* Written instruction *
Copy out all of the material exactly.

(Stored dataset items)
•••••
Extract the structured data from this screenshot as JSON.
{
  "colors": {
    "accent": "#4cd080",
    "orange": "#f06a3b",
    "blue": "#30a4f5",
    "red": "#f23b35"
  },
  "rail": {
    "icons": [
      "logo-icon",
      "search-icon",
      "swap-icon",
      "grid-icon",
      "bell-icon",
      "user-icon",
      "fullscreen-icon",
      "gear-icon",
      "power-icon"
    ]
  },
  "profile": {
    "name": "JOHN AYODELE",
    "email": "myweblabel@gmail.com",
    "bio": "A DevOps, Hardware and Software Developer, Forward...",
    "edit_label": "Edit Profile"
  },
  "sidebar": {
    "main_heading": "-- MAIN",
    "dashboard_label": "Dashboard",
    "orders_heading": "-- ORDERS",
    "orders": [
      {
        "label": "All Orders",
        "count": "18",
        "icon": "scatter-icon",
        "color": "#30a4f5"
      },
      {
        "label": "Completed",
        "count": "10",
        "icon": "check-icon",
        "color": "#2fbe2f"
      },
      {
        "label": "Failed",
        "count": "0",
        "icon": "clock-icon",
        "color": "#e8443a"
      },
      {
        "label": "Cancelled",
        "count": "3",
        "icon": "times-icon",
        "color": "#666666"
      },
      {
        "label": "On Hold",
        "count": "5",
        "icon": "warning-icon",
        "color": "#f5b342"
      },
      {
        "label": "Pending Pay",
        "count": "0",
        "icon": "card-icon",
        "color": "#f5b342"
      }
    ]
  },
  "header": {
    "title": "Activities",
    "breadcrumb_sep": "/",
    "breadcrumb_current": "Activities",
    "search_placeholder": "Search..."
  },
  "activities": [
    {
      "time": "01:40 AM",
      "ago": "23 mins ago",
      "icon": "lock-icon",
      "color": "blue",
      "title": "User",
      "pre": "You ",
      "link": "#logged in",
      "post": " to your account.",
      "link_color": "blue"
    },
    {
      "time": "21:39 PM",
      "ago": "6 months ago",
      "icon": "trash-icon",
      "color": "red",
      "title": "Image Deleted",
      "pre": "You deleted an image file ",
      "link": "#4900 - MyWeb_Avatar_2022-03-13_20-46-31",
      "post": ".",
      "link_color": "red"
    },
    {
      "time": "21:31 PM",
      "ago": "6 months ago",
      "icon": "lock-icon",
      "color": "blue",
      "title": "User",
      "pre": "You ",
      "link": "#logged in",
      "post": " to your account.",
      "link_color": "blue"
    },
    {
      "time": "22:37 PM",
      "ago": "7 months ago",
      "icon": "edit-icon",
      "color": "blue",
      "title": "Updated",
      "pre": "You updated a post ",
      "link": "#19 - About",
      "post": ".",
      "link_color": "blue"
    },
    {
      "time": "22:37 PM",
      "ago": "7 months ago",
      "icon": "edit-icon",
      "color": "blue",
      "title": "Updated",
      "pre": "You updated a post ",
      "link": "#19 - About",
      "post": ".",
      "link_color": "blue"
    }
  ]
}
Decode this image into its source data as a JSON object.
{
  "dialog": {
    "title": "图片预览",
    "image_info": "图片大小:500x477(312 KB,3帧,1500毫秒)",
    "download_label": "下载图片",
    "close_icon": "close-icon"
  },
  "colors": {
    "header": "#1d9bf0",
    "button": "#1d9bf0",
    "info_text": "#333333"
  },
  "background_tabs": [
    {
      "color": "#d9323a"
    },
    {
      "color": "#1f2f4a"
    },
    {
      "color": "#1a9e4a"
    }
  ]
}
•••••
* Solved problem *
Extract the structured data from this screenshot as JSON.
{
  "colors": {
    "accent": "#4cd080",
    "orange": "#f06a3b",
    "blue": "#30a4f5",
    "red": "#f23b35"
  },
  "rail": {
    "icons": [
      "logo-icon",
      "search-icon",
      "swap-icon",
      "grid-icon",
      "bell-icon",
      "user-icon",
      "fullscreen-icon",
      "gear-icon",
      "power-icon"
    ]
  },
  "profile": {
    "name": "JOHN AYODELE",
    "email": "myweblabel@gmail.com",
    "bio": "A DevOps, Hardware and Software Developer, Forward...",
    "edit_label": "Edit Profile"
  },
  "sidebar": {
    "main_heading": "-- MAIN",
    "dashboard_label": "Dashboard",
    "orders_heading": "-- ORDERS",
    "orders": [
      {
        "label": "All Orders",
        "count": "18",
        "icon": "scatter-icon",
        "color": "#30a4f5"
      },
      {
        "label": "Completed",
        "count": "10",
        "icon": "check-icon",
        "color": "#2fbe2f"
      },
      {
        "label": "Failed",
        "count": "0",
        "icon": "clock-icon",
        "color": "#e8443a"
      },
      {
        "label": "Cancelled",
        "count": "3",
        "icon": "times-icon",
        "color": "#666666"
      },
      {
        "label": "On Hold",
        "count": "5",
        "icon": "warning-icon",
        "color": "#f5b342"
      },
      {
        "label": "Pending Pay",
        "count": "0",
        "icon": "card-icon",
        "color": "#f5b342"
      }
    ]
  },
  "header": {
    "title": "Activities",
    "breadcrumb_sep": "/",
    "breadcrumb_current": "Activities",
    "search_placeholder": "Search..."
  },
  "activities": [
    {
      "time": "01:40 AM",
      "ago": "23 mins ago",
      "icon": "lock-icon",
      "color": "blue",
      "title": "User",
      "pre": "You ",
      "link": "#logged in",
      "post": " to your account.",
      "link_color": "blue"
    },
    {
      "time": "21:39 PM",
      "ago": "6 months ago",
      "icon": "trash-icon",
      "color": "red",
      "title": "Image Deleted",
      "pre": "You deleted an image file ",
      "link": "#4900 - MyWeb_Avatar_2022-03-13_20-46-31",
      "post": ".",
      "link_color": "red"
    },
    {
      "time": "21:31 PM",
      "ago": "6 months ago",
      "icon": "lock-icon",
      "color": "blue",
      "title": "User",
      "pre": "You ",
      "link": "#logged in",
      "post": " to your account.",
      "link_color": "blue"
    },
    {
      "time": "22:37 PM",
      "ago": "7 months ago",
      "icon": "edit-icon",
      "color": "blue",
      "title": "Updated",
      "pre": "You updated a post ",
      "link": "#19 - About",
      "post": ".",
      "link_color": "blue"
    },
    {
      "time": "22:37 PM",
      "ago": "7 months ago",
      "icon": "edit-icon",
      "color": "blue",
      "title": "Updated",
      "pre": "You updated a post ",
      "link": "#19 - About",
      "post": ".",
      "link_color": "blue"
    }
  ]
}
Decode this image into its source data as a JSON object.
{
  "dialog": {
    "title": "图片预览",
    "image_info": "图片大小:500x477(312 KB,3帧,1500毫秒)",
    "download_label": "下载图片",
    "close_icon": "close-icon"
  },
  "colors": {
    "header": "#1d9bf0",
    "button": "#1d9bf0",
    "info_text": "#333333"
  },
  "background_tabs": [
    {
      "color": "#d9323a"
    },
    {
      "color": "#1f2f4a"
    },
    {
      "color": "#1a9e4a"
    }
  ]
}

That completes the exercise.